◆ DIRECTIVE
Copy every record below exactly as written, but leave out the pictures.

◆ SUPPLIED ENTRIES
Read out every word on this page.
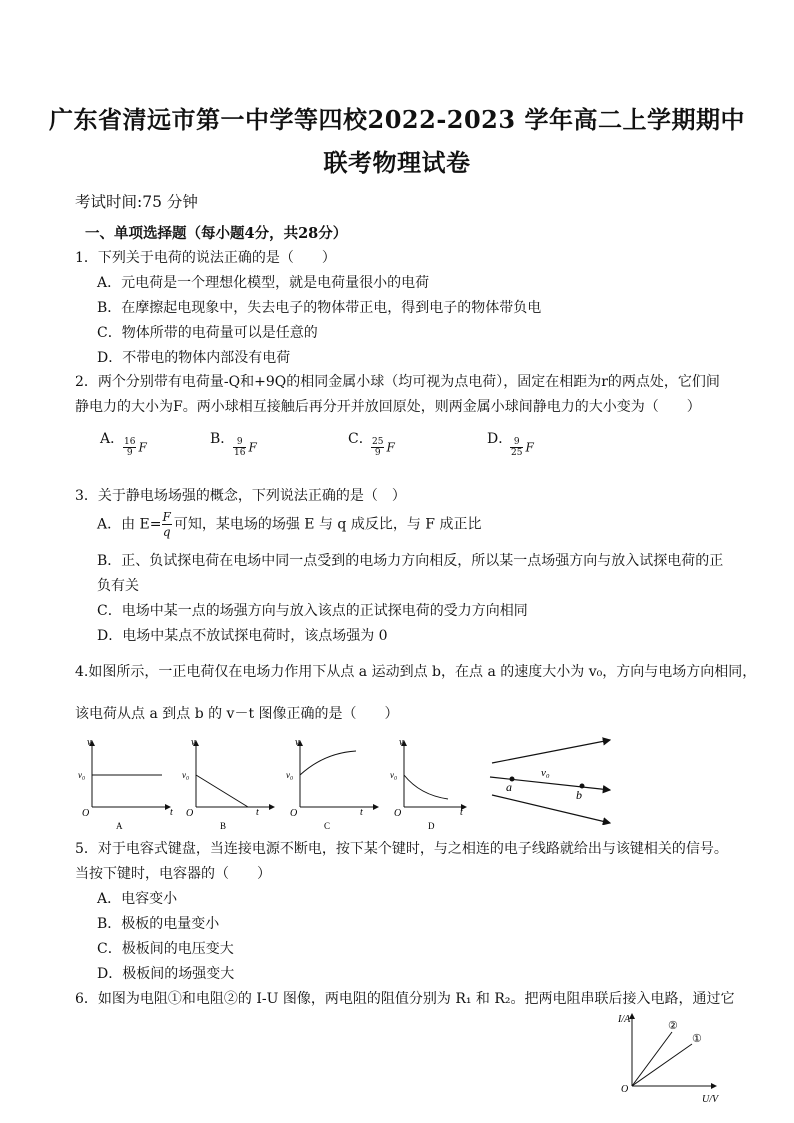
广东省清远市第一中学等四校2022-2023 学年高二上学期期中
联考物理试卷
考试时间:75 分钟
一、单项选择题（每小题4分，共28分）
1．下列关于电荷的说法正确的是（　　）
A．元电荷是一个理想化模型，就是电荷量很小的电荷
B．在摩擦起电现象中，失去电子的物体带正电，得到电子的物体带负电
C．物体所带的电荷量可以是任意的
D．不带电的物体内部没有电荷
2．两个分别带有电荷量-Q和+9Q的相同金属小球（均可视为点电荷），固定在相距为r的两点处，它们间
静电力的大小为F。两小球相互接触后再分开并放回原处，则两金属小球间静电力的大小变为（　　）
A．
$\frac{16}{9}$ F
B．
$\frac{9}{16}$ F
C．
$\frac{25}{9}$ F
D．
$\frac{9}{25}$ F
3．关于静电场场强的概念，下列说法正确的是（　）
A．由 $E= \frac{F}{q}$ 可知，某电场的场强 E 与 q 成反比，与 F 成正比
B．正、负试探电荷在电场中同一点受到的电场力方向相反，所以某一点场强方向与放入试探电荷的正
负有关
C．电场中某一点的场强方向与放入该点的正试探电荷的受力方向相同
D．电场中某点不放试探电荷时，该点场强为 0
4.如图所示，一正电荷仅在电场力作用下从点 a 运动到点 b，在点 a 的速度大小为 v₀，方向与电场方向相同，
该电荷从点 a 到点 b 的 v－t 图像正确的是（　　）
v
t
O
v₀
A
v
t
O
v₀
B
v
t
O
v₀
C
v
t
O
v₀
D
a
b
v₀
5．对于电容式键盘，当连接电源不断电，按下某个键时，与之相连的电子线路就给出与该键相关的信号。
当按下键时，电容器的（　　）
A．电容变小
B．极板的电量变小
C．极板间的电压变大
D．极板间的场强变大
6．如图为电阻①和电阻②的 I-U 图像，两电阻的阻值分别为 R₁ 和 R₂。把两电阻串联后接入电路，通过它
I/A
U/V
O
②
①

◆ WRITTEN REPLY
Read out every word on this page.
广东省清远市第一中学等四校2022-2023 学年高二上学期期中
联考物理试卷
考试时间:75 分钟
一、单项选择题（每小题4分，共28分）
1．下列关于电荷的说法正确的是（　　）
A．元电荷是一个理想化模型，就是电荷量很小的电荷
B．在摩擦起电现象中，失去电子的物体带正电，得到电子的物体带负电
C．物体所带的电荷量可以是任意的
D．不带电的物体内部没有电荷
2．两个分别带有电荷量-Q和+9Q的相同金属小球（均可视为点电荷），固定在相距为r的两点处，它们间
静电力的大小为F。两小球相互接触后再分开并放回原处，则两金属小球间静电力的大小变为（　　）
A．
$\frac{16}{9}$ F
B．
$\frac{9}{16}$ F
C．
$\frac{25}{9}$ F
D．
$\frac{9}{25}$ F
3．关于静电场场强的概念，下列说法正确的是（　）
A．由 $E= \frac{F}{q}$ 可知，某电场的场强 E 与 q 成反比，与 F 成正比
B．正、负试探电荷在电场中同一点受到的电场力方向相反，所以某一点场强方向与放入试探电荷的正
负有关
C．电场中某一点的场强方向与放入该点的正试探电荷的受力方向相同
D．电场中某点不放试探电荷时，该点场强为 0
4.如图所示，一正电荷仅在电场力作用下从点 a 运动到点 b，在点 a 的速度大小为 v₀，方向与电场方向相同，
该电荷从点 a 到点 b 的 v－t 图像正确的是（　　）
v
t
O
v₀
A
v
t
O
v₀
B
v
t
O
v₀
C
v
t
O
v₀
D
a
b
v₀
5．对于电容式键盘，当连接电源不断电，按下某个键时，与之相连的电子线路就给出与该键相关的信号。
当按下键时，电容器的（　　）
A．电容变小
B．极板的电量变小
C．极板间的电压变大
D．极板间的场强变大
6．如图为电阻①和电阻②的 I-U 图像，两电阻的阻值分别为 R₁ 和 R₂。把两电阻串联后接入电路，通过它
I/A
U/V
O
②
①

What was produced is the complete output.